• **Your instructions**
Which lines hold the word "ابـن"? Copy each of them from the material.

## START Records to use

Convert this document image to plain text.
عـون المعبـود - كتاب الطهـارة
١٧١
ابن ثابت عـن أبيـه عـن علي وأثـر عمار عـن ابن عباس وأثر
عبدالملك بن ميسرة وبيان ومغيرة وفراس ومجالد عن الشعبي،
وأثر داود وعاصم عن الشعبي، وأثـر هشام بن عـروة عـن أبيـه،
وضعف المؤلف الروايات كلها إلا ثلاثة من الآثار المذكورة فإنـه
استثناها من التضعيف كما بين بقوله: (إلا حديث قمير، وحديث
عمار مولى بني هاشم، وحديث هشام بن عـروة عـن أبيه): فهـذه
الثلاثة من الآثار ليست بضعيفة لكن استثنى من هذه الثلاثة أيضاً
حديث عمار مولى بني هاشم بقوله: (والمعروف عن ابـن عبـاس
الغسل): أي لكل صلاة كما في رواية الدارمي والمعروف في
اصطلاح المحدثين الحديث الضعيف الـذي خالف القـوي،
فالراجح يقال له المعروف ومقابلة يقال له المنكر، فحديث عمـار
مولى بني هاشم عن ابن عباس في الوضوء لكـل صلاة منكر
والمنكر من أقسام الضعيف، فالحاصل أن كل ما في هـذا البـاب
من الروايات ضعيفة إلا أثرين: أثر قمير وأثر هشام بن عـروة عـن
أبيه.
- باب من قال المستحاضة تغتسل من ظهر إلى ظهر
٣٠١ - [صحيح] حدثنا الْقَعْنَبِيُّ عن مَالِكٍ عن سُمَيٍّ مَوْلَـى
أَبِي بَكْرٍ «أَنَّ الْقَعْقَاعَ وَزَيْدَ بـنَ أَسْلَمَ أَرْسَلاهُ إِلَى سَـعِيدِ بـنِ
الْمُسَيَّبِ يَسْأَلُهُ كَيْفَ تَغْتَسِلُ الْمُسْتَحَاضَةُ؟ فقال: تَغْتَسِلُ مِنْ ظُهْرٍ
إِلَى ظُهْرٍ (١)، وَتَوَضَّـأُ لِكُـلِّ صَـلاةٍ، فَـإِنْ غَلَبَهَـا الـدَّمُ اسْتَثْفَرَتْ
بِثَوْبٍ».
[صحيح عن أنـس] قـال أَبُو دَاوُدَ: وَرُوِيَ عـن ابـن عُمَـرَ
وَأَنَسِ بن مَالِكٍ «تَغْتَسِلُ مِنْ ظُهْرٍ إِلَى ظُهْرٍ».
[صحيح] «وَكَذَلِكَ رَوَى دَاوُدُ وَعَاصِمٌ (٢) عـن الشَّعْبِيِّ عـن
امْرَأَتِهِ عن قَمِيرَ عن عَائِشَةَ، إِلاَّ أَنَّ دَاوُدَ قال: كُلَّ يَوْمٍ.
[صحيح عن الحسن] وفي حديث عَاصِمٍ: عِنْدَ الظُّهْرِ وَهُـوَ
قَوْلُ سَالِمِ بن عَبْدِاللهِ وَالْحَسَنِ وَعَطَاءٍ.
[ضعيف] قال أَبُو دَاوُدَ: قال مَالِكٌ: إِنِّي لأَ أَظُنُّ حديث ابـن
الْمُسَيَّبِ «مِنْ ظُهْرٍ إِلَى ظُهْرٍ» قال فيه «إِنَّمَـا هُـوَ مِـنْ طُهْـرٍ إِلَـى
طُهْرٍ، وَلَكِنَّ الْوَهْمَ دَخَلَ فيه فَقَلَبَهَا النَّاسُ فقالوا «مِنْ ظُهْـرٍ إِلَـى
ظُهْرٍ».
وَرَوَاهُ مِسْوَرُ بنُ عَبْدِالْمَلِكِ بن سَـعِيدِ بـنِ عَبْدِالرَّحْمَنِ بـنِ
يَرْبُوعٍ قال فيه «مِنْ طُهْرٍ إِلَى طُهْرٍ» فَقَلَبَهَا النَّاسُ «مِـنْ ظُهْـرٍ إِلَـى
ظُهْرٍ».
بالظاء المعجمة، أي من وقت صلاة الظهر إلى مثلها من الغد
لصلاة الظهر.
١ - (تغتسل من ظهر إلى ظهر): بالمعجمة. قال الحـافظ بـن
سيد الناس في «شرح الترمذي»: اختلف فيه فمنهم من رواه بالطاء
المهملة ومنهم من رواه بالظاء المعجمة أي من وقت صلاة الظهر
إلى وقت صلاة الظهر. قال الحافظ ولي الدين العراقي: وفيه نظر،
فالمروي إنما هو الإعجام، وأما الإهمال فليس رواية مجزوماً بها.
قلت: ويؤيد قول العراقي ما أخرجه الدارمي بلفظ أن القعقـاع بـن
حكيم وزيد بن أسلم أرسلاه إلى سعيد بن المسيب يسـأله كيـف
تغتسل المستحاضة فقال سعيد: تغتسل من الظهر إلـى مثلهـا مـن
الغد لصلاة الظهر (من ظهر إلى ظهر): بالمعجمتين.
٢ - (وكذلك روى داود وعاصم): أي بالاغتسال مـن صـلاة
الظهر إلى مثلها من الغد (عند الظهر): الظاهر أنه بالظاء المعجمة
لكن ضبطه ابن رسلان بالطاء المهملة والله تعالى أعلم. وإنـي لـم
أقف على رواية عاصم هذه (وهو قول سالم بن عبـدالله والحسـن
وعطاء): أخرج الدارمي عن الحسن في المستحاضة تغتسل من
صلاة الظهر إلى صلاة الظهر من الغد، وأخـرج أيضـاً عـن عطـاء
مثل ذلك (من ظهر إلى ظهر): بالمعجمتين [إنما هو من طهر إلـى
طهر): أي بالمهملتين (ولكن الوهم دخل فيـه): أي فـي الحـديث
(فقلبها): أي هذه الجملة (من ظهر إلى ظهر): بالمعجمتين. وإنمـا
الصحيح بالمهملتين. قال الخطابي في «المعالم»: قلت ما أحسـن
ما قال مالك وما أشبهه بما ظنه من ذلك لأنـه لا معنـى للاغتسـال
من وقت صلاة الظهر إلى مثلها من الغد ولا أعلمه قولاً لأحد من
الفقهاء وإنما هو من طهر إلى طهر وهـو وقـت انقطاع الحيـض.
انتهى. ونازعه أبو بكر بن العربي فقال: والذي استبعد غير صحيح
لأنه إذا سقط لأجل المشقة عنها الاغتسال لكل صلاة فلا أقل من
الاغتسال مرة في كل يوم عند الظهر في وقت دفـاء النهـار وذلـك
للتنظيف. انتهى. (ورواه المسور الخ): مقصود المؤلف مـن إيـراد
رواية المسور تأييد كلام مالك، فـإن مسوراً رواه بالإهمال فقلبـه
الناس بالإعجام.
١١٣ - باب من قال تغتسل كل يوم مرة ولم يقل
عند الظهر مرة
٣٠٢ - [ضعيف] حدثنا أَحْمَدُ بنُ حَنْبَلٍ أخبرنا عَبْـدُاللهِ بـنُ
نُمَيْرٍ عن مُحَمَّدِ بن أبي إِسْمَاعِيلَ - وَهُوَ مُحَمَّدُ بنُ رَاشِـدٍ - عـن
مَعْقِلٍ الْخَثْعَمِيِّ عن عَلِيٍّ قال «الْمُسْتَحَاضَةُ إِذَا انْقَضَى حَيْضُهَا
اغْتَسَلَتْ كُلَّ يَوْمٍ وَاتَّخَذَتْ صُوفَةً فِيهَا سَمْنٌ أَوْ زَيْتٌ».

## END Records to use

• **Right answer**
حديث عمار مولى بني هاشم بقوله: (والمعروف عن ابـن عبـاس
[صحيح عن أنـس] قـال أَبُو دَاوُدَ: وَرُوِيَ عـن ابـن عُمَـرَ
[ضعيف] قال أَبُو دَاوُدَ: قال مَالِكٌ: إِنِّي لأَ أَظُنُّ حديث ابـن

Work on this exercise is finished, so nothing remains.